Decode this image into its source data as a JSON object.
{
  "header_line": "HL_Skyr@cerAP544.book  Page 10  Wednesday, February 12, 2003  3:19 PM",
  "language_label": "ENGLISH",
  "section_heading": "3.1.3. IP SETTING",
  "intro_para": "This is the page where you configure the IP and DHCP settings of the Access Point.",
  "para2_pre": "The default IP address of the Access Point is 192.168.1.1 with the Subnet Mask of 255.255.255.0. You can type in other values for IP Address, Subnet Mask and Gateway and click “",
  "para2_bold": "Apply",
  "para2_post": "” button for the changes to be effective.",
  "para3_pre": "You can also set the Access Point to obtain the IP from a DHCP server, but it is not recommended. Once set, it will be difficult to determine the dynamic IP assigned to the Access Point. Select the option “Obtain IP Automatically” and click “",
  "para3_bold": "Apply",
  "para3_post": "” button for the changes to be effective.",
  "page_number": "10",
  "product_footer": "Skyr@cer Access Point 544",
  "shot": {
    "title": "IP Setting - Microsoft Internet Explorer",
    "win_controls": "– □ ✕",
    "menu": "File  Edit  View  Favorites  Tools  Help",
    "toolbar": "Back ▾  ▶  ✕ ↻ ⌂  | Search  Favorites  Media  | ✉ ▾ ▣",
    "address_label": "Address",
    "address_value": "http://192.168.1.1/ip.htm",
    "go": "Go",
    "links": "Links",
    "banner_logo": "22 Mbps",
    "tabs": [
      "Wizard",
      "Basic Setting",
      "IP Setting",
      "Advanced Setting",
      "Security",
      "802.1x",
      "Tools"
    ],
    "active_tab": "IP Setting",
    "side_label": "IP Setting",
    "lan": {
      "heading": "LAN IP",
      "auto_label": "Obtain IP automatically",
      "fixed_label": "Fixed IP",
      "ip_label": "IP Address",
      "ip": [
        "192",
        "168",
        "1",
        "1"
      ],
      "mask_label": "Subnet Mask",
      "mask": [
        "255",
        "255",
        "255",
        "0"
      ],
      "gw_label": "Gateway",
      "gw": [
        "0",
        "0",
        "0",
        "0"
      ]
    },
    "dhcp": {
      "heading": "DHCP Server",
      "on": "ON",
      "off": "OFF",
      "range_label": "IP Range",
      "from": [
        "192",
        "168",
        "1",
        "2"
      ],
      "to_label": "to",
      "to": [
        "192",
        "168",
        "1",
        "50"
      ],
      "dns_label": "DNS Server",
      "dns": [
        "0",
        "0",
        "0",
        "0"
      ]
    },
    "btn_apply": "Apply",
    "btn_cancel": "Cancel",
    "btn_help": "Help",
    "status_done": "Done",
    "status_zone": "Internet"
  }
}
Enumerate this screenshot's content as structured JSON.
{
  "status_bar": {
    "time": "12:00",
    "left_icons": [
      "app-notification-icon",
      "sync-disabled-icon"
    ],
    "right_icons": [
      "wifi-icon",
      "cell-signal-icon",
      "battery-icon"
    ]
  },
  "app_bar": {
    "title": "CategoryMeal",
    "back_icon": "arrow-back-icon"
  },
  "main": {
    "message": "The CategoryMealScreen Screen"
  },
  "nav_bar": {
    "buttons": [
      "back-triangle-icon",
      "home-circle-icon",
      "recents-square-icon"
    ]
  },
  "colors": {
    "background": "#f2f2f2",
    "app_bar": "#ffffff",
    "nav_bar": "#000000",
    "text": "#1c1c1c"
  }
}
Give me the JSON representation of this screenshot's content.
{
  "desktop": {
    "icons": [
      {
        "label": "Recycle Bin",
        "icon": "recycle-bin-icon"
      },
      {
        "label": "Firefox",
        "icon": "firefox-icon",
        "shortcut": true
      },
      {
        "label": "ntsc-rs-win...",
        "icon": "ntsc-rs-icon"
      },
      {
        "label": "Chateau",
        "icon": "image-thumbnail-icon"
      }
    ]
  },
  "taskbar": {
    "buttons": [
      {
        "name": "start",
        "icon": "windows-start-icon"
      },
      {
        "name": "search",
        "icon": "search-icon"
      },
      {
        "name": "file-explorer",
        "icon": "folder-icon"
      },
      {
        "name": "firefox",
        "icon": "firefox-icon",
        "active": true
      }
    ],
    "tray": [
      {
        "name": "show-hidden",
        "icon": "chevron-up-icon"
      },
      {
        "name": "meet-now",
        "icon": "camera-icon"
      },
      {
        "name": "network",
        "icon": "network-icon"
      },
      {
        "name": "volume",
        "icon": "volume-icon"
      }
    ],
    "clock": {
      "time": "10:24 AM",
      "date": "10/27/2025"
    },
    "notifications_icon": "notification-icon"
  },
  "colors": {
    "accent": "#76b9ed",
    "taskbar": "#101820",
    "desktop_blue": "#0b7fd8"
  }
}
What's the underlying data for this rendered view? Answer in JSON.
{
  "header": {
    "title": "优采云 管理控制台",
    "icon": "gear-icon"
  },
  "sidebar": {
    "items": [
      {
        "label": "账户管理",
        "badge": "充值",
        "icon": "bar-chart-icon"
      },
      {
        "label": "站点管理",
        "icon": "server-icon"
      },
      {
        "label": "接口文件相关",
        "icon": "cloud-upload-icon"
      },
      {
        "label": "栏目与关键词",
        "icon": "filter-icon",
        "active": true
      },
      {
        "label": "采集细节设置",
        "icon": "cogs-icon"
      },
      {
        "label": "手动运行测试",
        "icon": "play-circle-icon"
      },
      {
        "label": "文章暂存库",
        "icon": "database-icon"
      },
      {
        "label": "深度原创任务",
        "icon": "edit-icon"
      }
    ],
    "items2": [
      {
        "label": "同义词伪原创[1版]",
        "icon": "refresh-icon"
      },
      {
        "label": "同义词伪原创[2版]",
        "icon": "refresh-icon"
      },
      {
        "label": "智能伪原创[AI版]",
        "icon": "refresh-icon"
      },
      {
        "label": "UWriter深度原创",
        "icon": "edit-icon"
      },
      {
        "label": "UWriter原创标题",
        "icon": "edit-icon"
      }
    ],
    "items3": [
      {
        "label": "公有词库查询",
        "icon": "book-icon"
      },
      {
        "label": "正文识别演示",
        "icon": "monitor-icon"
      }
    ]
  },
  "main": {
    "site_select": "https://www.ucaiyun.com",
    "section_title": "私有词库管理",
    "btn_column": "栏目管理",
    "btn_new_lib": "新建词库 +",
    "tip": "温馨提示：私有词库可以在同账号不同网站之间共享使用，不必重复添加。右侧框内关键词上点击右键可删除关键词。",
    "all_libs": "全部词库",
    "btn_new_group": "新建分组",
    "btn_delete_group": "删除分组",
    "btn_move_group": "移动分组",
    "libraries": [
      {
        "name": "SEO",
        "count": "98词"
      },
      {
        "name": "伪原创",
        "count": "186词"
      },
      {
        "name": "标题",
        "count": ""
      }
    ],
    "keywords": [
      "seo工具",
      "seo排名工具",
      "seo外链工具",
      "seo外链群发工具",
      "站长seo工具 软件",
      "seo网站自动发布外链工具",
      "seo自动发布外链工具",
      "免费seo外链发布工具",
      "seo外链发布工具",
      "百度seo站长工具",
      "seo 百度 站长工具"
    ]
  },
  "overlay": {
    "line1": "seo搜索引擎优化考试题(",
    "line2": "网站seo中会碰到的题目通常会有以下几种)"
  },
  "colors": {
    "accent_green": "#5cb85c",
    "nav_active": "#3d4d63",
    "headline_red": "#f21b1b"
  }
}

....

## Aim
Write down the number of lines where the word "book" appears, and nothing further.

## Response to this exercise
2